Data entries for graphics:
══════════════════════════════

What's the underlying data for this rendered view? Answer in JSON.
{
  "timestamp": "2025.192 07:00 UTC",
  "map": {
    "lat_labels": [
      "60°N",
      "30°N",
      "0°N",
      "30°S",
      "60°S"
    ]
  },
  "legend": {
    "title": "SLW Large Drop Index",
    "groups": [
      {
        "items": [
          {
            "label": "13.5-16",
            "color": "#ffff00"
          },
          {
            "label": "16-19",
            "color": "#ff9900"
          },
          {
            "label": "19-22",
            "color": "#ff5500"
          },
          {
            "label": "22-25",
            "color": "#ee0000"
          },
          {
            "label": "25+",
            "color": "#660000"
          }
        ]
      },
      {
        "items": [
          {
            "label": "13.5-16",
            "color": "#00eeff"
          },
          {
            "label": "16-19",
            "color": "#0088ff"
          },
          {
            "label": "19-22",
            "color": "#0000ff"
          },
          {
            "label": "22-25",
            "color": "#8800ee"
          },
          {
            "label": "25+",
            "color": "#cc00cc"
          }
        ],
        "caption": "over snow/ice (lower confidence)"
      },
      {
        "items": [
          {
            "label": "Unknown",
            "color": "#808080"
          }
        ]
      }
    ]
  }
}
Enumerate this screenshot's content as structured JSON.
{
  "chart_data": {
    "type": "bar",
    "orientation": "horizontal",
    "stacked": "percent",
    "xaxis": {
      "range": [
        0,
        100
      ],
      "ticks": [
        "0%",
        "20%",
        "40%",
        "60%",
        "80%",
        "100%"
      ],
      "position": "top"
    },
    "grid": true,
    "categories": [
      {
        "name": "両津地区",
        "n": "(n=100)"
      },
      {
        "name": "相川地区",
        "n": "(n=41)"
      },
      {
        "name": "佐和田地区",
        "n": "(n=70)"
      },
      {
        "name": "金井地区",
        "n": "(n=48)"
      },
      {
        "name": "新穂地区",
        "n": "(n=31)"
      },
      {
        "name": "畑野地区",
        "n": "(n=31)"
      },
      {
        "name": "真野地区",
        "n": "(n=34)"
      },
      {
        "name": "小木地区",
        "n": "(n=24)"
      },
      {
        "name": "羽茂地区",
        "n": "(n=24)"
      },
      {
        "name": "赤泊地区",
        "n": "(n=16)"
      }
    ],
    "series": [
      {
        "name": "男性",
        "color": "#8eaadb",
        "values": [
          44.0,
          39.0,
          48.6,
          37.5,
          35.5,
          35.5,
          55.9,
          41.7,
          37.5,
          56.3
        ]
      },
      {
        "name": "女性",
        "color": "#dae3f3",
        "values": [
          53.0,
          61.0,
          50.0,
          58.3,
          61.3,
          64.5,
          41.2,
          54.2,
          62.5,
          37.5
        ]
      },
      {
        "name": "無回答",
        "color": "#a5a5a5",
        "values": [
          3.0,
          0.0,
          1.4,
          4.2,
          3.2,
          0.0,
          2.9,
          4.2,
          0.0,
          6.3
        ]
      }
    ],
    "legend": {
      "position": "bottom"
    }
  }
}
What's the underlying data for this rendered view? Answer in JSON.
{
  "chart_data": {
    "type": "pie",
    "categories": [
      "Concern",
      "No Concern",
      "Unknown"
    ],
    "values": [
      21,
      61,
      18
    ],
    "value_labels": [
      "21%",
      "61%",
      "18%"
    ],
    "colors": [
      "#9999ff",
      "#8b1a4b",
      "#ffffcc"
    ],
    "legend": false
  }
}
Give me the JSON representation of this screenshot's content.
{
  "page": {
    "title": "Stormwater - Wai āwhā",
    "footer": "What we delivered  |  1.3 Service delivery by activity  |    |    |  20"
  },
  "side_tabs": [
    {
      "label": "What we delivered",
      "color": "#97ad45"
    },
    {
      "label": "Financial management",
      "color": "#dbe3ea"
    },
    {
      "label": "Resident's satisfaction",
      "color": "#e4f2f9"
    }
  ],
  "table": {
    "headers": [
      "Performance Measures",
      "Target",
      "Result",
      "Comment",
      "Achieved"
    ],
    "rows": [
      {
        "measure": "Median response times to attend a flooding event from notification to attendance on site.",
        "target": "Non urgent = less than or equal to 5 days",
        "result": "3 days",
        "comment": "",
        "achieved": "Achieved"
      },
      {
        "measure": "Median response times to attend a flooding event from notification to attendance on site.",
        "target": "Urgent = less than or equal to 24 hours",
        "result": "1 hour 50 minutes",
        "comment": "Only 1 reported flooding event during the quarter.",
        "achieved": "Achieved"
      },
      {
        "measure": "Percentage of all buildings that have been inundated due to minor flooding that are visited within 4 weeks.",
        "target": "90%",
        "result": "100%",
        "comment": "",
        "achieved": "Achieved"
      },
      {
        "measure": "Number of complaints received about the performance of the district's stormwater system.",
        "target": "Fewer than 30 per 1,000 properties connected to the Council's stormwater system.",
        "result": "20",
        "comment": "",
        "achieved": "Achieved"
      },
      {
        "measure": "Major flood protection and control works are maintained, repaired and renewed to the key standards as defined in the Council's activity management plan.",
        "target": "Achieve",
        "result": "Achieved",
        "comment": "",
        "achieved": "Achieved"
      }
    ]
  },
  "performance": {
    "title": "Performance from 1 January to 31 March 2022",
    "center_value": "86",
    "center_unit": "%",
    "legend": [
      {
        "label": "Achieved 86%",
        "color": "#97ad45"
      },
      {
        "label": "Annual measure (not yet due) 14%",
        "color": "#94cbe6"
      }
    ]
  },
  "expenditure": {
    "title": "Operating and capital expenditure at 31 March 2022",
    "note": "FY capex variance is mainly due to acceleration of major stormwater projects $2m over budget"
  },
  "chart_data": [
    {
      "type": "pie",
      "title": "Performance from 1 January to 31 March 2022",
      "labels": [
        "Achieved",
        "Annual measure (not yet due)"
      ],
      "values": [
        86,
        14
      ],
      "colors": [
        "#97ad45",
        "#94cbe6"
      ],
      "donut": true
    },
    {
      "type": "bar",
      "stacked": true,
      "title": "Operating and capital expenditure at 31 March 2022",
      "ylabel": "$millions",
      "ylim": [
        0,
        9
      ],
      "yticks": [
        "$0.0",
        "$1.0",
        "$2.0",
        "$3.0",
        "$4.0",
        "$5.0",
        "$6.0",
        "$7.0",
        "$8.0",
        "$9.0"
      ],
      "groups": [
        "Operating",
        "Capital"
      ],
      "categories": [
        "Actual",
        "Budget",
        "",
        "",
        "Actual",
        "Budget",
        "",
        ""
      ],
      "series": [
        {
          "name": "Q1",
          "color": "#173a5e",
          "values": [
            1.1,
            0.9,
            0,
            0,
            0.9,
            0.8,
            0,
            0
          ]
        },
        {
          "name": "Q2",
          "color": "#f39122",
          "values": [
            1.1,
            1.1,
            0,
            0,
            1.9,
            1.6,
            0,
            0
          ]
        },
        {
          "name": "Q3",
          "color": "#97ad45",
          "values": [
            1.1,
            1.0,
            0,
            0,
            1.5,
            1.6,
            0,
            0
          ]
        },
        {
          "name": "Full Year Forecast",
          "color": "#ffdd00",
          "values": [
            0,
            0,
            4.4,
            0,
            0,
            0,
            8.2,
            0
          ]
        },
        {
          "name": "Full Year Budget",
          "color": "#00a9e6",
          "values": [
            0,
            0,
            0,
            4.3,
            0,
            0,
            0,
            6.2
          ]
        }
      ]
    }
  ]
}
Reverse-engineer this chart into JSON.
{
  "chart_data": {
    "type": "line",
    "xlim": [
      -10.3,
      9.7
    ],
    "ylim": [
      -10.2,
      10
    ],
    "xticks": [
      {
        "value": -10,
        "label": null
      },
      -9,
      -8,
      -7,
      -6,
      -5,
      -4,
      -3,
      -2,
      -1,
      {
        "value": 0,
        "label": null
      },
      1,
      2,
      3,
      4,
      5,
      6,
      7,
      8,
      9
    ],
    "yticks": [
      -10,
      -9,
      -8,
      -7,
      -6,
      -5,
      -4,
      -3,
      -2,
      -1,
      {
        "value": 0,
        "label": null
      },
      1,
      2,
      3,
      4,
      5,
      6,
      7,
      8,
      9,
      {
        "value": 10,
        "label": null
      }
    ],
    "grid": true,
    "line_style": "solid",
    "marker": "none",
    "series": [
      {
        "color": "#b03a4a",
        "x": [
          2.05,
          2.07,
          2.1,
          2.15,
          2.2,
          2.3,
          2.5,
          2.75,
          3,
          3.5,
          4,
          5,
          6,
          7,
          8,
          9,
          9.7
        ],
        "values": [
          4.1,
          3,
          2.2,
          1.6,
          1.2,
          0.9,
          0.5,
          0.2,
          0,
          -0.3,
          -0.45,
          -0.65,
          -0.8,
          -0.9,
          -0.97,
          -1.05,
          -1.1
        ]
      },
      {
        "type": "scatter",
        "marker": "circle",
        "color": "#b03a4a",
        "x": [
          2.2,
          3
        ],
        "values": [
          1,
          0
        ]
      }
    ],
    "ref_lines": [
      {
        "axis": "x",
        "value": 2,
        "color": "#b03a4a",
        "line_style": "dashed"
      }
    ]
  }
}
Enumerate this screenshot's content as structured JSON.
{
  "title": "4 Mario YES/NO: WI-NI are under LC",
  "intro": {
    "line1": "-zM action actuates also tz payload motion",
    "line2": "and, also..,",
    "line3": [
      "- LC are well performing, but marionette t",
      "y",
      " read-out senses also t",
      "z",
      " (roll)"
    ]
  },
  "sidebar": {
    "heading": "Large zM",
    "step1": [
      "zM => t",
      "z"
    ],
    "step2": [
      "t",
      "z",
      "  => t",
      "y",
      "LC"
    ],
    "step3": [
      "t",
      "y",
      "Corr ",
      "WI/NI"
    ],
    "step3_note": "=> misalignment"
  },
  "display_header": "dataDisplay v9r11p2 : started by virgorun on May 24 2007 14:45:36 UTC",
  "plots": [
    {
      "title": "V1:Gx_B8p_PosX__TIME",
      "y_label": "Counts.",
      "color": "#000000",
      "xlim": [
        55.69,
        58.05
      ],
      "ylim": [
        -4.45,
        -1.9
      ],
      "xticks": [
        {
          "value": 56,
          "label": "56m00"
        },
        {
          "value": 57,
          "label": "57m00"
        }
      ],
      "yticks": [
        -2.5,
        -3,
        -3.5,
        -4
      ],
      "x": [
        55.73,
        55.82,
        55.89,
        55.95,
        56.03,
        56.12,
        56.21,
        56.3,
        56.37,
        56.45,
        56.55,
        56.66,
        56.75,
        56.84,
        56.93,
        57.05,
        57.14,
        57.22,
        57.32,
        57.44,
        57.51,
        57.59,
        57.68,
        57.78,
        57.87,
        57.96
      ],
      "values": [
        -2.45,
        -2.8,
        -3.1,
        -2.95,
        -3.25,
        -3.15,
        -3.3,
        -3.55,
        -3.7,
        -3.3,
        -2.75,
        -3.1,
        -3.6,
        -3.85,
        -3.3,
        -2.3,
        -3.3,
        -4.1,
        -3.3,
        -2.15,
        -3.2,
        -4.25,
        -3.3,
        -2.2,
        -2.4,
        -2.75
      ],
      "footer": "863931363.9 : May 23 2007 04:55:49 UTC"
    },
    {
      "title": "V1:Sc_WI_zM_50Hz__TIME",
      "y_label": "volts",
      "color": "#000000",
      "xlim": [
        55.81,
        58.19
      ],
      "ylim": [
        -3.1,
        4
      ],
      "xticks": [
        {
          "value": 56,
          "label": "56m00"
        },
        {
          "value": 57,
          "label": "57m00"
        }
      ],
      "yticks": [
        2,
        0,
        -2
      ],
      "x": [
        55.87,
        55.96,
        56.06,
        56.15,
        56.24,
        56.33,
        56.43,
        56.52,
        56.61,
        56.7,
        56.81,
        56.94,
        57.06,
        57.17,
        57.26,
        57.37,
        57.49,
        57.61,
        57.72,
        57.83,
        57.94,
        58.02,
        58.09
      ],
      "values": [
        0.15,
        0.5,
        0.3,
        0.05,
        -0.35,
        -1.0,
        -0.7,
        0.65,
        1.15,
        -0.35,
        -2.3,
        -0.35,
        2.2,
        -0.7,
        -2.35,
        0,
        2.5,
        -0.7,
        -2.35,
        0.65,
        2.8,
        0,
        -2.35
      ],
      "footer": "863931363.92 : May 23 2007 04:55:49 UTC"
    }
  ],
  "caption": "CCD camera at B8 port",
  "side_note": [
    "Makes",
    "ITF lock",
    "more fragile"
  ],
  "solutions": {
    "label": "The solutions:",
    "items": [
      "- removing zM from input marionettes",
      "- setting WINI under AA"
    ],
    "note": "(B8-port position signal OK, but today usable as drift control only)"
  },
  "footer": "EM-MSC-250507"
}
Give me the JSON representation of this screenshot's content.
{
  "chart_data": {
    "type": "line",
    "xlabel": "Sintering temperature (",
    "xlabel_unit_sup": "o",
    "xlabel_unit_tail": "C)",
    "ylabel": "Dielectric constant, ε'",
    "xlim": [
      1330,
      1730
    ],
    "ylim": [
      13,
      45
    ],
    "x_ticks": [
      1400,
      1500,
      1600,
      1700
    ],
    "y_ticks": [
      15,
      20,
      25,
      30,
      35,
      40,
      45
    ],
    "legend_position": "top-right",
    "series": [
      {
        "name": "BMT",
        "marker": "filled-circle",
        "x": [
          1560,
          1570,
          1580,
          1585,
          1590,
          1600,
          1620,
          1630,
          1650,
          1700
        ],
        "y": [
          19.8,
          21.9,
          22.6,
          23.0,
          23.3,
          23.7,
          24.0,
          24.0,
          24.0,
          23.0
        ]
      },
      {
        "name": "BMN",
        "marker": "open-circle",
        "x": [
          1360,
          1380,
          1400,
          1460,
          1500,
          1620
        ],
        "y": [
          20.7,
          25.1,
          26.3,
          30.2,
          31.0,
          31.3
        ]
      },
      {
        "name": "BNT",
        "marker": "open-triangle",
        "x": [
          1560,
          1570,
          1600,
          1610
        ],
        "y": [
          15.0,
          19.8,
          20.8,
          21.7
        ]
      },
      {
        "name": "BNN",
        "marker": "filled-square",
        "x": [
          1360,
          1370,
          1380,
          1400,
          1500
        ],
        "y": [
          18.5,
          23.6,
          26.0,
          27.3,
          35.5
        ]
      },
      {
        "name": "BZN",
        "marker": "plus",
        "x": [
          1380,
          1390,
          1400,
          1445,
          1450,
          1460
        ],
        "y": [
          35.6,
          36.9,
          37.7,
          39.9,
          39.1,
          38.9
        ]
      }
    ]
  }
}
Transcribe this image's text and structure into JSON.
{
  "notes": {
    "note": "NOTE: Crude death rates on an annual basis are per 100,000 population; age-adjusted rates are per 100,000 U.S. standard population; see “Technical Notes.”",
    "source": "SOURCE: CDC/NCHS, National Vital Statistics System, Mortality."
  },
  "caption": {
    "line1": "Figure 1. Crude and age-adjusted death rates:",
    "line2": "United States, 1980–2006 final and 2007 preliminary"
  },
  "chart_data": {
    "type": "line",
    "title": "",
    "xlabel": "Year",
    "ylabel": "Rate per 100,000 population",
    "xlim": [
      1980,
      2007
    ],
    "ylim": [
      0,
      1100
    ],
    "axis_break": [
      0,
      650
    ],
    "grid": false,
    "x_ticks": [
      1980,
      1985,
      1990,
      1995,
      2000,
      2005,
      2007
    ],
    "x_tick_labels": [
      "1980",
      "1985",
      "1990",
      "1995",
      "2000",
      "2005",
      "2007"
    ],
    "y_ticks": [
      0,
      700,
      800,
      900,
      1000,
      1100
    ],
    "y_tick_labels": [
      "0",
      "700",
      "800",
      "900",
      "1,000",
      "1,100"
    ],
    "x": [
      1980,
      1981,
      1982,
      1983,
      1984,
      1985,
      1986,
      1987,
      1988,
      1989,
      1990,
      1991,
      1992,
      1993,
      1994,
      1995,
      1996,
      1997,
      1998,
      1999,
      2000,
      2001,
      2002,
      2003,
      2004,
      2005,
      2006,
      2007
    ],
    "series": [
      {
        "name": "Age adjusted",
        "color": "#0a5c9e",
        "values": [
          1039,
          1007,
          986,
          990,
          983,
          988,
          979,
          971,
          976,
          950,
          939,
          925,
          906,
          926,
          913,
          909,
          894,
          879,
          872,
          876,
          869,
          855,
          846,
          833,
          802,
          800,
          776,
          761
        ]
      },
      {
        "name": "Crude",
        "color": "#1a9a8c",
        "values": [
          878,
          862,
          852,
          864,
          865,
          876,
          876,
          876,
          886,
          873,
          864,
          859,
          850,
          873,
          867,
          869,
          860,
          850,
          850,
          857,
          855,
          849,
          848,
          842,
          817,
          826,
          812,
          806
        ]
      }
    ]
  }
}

══════════════════════════════

§ **The task**:
Copy every line of the data that holds the string "Crude".

§ **Solved exercise**:
    "note": "NOTE: Crude death rates on an annual basis are per 100,000 population; age-adjusted rates are per 100,000 U.S. standard population; see “Technical Notes.”",
    "line1": "Figure 1. Crude and age-adjusted death rates:",
        "name": "Crude",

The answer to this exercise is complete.